**WHAT YOU NEED TO DO:**
The expected result is every entry, retyped character for character.
#### SOURCE MATERIAL ####
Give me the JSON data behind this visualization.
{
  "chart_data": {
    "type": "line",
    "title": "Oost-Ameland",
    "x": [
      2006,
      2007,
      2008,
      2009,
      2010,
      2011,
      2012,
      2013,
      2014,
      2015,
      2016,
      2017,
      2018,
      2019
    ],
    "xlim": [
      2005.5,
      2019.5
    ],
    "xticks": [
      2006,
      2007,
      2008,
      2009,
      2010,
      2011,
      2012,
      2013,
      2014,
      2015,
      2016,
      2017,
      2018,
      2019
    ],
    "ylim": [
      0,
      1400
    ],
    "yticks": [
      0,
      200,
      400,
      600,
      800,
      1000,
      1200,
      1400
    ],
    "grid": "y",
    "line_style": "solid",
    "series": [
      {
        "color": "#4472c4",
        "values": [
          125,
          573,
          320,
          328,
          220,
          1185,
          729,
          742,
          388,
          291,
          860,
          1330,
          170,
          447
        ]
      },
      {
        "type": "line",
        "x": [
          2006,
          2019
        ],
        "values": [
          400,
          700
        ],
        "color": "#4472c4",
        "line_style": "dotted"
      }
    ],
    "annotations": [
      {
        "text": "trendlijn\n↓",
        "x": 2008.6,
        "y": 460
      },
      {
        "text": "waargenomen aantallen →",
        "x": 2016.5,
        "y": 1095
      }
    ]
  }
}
####
**WRITTEN ANSWER:**
Give me the JSON data behind this visualization.
{
  "chart_data": {
    "type": "line",
    "title": "Oost-Ameland",
    "x": [
      2006,
      2007,
      2008,
      2009,
      2010,
      2011,
      2012,
      2013,
      2014,
      2015,
      2016,
      2017,
      2018,
      2019
    ],
    "xlim": [
      2005.5,
      2019.5
    ],
    "xticks": [
      2006,
      2007,
      2008,
      2009,
      2010,
      2011,
      2012,
      2013,
      2014,
      2015,
      2016,
      2017,
      2018,
      2019
    ],
    "ylim": [
      0,
      1400
    ],
    "yticks": [
      0,
      200,
      400,
      600,
      800,
      1000,
      1200,
      1400
    ],
    "grid": "y",
    "line_style": "solid",
    "series": [
      {
        "color": "#4472c4",
        "values": [
          125,
          573,
          320,
          328,
          220,
          1185,
          729,
          742,
          388,
          291,
          860,
          1330,
          170,
          447
        ]
      },
      {
        "type": "line",
        "x": [
          2006,
          2019
        ],
        "values": [
          400,
          700
        ],
        "color": "#4472c4",
        "line_style": "dotted"
      }
    ],
    "annotations": [
      {
        "text": "trendlijn\n↓",
        "x": 2008.6,
        "y": 460
      },
      {
        "text": "waargenomen aantallen →",
        "x": 2016.5,
        "y": 1095
      }
    ]
  }
}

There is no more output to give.